# Recorded data:
#####

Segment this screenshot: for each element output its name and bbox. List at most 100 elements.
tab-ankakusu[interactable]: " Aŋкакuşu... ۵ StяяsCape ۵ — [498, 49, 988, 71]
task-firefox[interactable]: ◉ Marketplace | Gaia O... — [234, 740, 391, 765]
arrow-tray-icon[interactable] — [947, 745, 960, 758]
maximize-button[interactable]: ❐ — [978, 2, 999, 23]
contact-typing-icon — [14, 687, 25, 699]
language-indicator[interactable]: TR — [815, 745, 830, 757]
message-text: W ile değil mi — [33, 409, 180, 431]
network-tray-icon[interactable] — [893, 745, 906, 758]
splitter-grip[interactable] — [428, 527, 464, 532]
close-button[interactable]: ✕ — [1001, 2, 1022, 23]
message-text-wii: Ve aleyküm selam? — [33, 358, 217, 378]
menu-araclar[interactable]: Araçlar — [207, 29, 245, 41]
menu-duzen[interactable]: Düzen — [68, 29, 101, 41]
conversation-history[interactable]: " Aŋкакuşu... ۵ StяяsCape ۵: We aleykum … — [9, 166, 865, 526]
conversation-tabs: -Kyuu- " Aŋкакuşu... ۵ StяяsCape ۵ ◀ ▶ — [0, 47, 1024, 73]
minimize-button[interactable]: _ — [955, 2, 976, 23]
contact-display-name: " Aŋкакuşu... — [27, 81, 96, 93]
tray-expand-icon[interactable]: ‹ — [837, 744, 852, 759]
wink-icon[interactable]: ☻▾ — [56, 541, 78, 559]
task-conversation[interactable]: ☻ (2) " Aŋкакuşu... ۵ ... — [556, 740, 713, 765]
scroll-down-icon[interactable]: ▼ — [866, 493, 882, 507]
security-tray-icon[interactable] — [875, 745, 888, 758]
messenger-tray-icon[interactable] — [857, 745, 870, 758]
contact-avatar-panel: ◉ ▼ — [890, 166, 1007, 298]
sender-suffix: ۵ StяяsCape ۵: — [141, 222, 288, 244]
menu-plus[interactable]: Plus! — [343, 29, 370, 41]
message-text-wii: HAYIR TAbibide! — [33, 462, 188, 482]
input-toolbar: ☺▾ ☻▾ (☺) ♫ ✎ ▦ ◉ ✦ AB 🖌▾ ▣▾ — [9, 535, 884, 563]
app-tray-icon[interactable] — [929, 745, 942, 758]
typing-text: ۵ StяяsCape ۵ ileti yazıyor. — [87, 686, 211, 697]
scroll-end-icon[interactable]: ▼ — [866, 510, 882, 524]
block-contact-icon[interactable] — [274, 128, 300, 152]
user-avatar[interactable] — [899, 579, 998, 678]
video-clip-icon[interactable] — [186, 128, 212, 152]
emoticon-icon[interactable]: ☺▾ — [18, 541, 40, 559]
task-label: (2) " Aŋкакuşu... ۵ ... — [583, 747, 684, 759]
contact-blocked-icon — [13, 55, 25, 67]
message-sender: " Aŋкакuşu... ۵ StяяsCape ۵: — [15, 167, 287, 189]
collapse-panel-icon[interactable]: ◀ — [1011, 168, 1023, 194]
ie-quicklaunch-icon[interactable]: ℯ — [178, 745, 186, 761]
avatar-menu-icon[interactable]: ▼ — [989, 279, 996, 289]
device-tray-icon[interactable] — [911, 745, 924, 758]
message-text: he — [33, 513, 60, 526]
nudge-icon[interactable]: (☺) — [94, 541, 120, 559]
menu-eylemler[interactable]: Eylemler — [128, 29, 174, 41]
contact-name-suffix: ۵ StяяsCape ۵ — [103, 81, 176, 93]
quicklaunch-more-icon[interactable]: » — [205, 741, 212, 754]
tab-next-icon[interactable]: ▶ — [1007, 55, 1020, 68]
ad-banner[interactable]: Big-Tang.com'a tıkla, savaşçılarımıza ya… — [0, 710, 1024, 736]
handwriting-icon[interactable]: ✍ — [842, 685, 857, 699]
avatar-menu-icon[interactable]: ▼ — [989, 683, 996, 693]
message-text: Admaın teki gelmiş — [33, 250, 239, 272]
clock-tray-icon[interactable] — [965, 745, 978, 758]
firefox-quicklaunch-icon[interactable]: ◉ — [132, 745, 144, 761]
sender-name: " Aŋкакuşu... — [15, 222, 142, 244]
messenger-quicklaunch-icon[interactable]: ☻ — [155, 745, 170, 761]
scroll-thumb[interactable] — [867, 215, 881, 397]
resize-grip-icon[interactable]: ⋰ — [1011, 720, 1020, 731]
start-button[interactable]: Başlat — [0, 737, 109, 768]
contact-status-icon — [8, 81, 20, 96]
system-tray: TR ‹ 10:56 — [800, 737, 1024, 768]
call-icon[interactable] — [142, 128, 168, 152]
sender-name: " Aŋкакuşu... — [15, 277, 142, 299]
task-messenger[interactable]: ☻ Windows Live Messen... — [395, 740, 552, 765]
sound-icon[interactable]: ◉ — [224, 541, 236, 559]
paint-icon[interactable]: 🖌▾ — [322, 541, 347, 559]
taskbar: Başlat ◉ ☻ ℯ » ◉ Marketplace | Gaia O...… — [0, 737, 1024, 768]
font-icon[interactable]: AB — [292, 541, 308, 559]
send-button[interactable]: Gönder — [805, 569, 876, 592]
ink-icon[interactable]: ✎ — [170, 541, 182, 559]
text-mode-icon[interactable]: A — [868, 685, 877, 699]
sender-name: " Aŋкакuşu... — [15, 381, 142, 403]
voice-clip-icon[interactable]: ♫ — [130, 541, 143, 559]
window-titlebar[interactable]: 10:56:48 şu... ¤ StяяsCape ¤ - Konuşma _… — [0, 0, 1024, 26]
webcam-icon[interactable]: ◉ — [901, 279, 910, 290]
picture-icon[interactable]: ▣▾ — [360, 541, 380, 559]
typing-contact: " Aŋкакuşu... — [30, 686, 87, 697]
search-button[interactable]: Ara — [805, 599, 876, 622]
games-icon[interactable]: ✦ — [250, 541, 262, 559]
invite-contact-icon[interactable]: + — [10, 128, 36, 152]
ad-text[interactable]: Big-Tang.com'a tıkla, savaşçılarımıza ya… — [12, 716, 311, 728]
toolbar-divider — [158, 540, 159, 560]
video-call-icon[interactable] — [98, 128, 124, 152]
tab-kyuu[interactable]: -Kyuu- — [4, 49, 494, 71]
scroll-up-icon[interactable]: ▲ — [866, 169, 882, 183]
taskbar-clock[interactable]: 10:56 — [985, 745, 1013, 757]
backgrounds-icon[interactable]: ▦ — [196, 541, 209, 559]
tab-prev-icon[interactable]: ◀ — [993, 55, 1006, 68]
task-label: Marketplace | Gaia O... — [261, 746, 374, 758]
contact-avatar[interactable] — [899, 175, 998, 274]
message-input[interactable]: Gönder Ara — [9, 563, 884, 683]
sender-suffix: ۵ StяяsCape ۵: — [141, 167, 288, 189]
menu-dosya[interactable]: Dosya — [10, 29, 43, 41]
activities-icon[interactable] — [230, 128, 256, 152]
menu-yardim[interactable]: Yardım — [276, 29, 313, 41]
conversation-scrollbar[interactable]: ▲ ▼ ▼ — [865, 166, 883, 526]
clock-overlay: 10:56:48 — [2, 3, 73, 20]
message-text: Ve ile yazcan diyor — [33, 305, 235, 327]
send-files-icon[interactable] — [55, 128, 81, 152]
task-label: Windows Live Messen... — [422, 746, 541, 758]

#####

Rewrite the listing with every "task-label" replaced by "taskbar-label" and all other text left unchanged.

Segment this screenshot: for each element output its name and bbox. List at most 100 elements.
tab-ankakusu[interactable]: " Aŋкакuşu... ۵ StяяsCape ۵ — [498, 49, 988, 71]
task-firefox[interactable]: ◉ Marketplace | Gaia O... — [234, 740, 391, 765]
arrow-tray-icon[interactable] — [947, 745, 960, 758]
maximize-button[interactable]: ❐ — [978, 2, 999, 23]
contact-typing-icon — [14, 687, 25, 699]
language-indicator[interactable]: TR — [815, 745, 830, 757]
message-text: W ile değil mi — [33, 409, 180, 431]
network-tray-icon[interactable] — [893, 745, 906, 758]
splitter-grip[interactable] — [428, 527, 464, 532]
close-button[interactable]: ✕ — [1001, 2, 1022, 23]
message-text-wii: Ve aleyküm selam? — [33, 358, 217, 378]
menu-araclar[interactable]: Araçlar — [207, 29, 245, 41]
menu-duzen[interactable]: Düzen — [68, 29, 101, 41]
conversation-history[interactable]: " Aŋкакuşu... ۵ StяяsCape ۵: We aleykum … — [9, 166, 865, 526]
conversation-tabs: -Kyuu- " Aŋкакuşu... ۵ StяяsCape ۵ ◀ ▶ — [0, 47, 1024, 73]
minimize-button[interactable]: _ — [955, 2, 976, 23]
contact-display-name: " Aŋкакuşu... — [27, 81, 96, 93]
tray-expand-icon[interactable]: ‹ — [837, 744, 852, 759]
wink-icon[interactable]: ☻▾ — [56, 541, 78, 559]
task-conversation[interactable]: ☻ (2) " Aŋкакuşu... ۵ ... — [556, 740, 713, 765]
scroll-down-icon[interactable]: ▼ — [866, 493, 882, 507]
security-tray-icon[interactable] — [875, 745, 888, 758]
messenger-tray-icon[interactable] — [857, 745, 870, 758]
contact-avatar-panel: ◉ ▼ — [890, 166, 1007, 298]
sender-suffix: ۵ StяяsCape ۵: — [141, 222, 288, 244]
menu-plus[interactable]: Plus! — [343, 29, 370, 41]
message-text-wii: HAYIR TAbibide! — [33, 462, 188, 482]
input-toolbar: ☺▾ ☻▾ (☺) ♫ ✎ ▦ ◉ ✦ AB 🖌▾ ▣▾ — [9, 535, 884, 563]
app-tray-icon[interactable] — [929, 745, 942, 758]
typing-text: ۵ StяяsCape ۵ ileti yazıyor. — [87, 686, 211, 697]
scroll-end-icon[interactable]: ▼ — [866, 510, 882, 524]
block-contact-icon[interactable] — [274, 128, 300, 152]
user-avatar[interactable] — [899, 579, 998, 678]
video-clip-icon[interactable] — [186, 128, 212, 152]
emoticon-icon[interactable]: ☺▾ — [18, 541, 40, 559]
taskbar-label: (2) " Aŋкакuşu... ۵ ... — [583, 747, 684, 759]
contact-blocked-icon — [13, 55, 25, 67]
message-sender: " Aŋкакuşu... ۵ StяяsCape ۵: — [15, 167, 287, 189]
collapse-panel-icon[interactable]: ◀ — [1011, 168, 1023, 194]
ie-quicklaunch-icon[interactable]: ℯ — [178, 745, 186, 761]
avatar-menu-icon[interactable]: ▼ — [989, 279, 996, 289]
device-tray-icon[interactable] — [911, 745, 924, 758]
message-text: he — [33, 513, 60, 526]
nudge-icon[interactable]: (☺) — [94, 541, 120, 559]
menu-eylemler[interactable]: Eylemler — [128, 29, 174, 41]
contact-name-suffix: ۵ StяяsCape ۵ — [103, 81, 176, 93]
quicklaunch-more-icon[interactable]: » — [205, 741, 212, 754]
tab-next-icon[interactable]: ▶ — [1007, 55, 1020, 68]
ad-banner[interactable]: Big-Tang.com'a tıkla, savaşçılarımıza ya… — [0, 710, 1024, 736]
handwriting-icon[interactable]: ✍ — [842, 685, 857, 699]
avatar-menu-icon[interactable]: ▼ — [989, 683, 996, 693]
message-text: Admaın teki gelmiş — [33, 250, 239, 272]
clock-tray-icon[interactable] — [965, 745, 978, 758]
firefox-quicklaunch-icon[interactable]: ◉ — [132, 745, 144, 761]
sender-name: " Aŋкакuşu... — [15, 222, 142, 244]
messenger-quicklaunch-icon[interactable]: ☻ — [155, 745, 170, 761]
scroll-thumb[interactable] — [867, 215, 881, 397]
resize-grip-icon[interactable]: ⋰ — [1011, 720, 1020, 731]
start-button[interactable]: Başlat — [0, 737, 109, 768]
contact-status-icon — [8, 81, 20, 96]
system-tray: TR ‹ 10:56 — [800, 737, 1024, 768]
call-icon[interactable] — [142, 128, 168, 152]
sender-name: " Aŋкакuşu... — [15, 277, 142, 299]
task-messenger[interactable]: ☻ Windows Live Messen... — [395, 740, 552, 765]
sound-icon[interactable]: ◉ — [224, 541, 236, 559]
paint-icon[interactable]: 🖌▾ — [322, 541, 347, 559]
taskbar: Başlat ◉ ☻ ℯ » ◉ Marketplace | Gaia O...… — [0, 737, 1024, 768]
font-icon[interactable]: AB — [292, 541, 308, 559]
send-button[interactable]: Gönder — [805, 569, 876, 592]
ink-icon[interactable]: ✎ — [170, 541, 182, 559]
text-mode-icon[interactable]: A — [868, 685, 877, 699]
sender-name: " Aŋкакuşu... — [15, 381, 142, 403]
voice-clip-icon[interactable]: ♫ — [130, 541, 143, 559]
window-titlebar[interactable]: 10:56:48 şu... ¤ StяяsCape ¤ - Konuşma _… — [0, 0, 1024, 26]
webcam-icon[interactable]: ◉ — [901, 279, 910, 290]
picture-icon[interactable]: ▣▾ — [360, 541, 380, 559]
typing-contact: " Aŋкакuşu... — [30, 686, 87, 697]
search-button[interactable]: Ara — [805, 599, 876, 622]
games-icon[interactable]: ✦ — [250, 541, 262, 559]
invite-contact-icon[interactable]: + — [10, 128, 36, 152]
ad-text[interactable]: Big-Tang.com'a tıkla, savaşçılarımıza ya… — [12, 716, 311, 728]
toolbar-divider — [158, 540, 159, 560]
video-call-icon[interactable] — [98, 128, 124, 152]
tab-kyuu[interactable]: -Kyuu- — [4, 49, 494, 71]
scroll-up-icon[interactable]: ▲ — [866, 169, 882, 183]
taskbar-clock[interactable]: 10:56 — [985, 745, 1013, 757]
backgrounds-icon[interactable]: ▦ — [196, 541, 209, 559]
tab-prev-icon[interactable]: ◀ — [993, 55, 1006, 68]
taskbar-label: Marketplace | Gaia O... — [261, 746, 374, 758]
contact-avatar[interactable] — [899, 175, 998, 274]
message-input[interactable]: Gönder Ara — [9, 563, 884, 683]
sender-suffix: ۵ StяяsCape ۵: — [141, 167, 288, 189]
menu-dosya[interactable]: Dosya — [10, 29, 43, 41]
activities-icon[interactable] — [230, 128, 256, 152]
menu-yardim[interactable]: Yardım — [276, 29, 313, 41]
conversation-scrollbar[interactable]: ▲ ▼ ▼ — [865, 166, 883, 526]
clock-overlay: 10:56:48 — [2, 3, 73, 20]
message-text: Ve ile yazcan diyor — [33, 305, 235, 327]
send-files-icon[interactable] — [55, 128, 81, 152]
taskbar-label: Windows Live Messen... — [422, 746, 541, 758]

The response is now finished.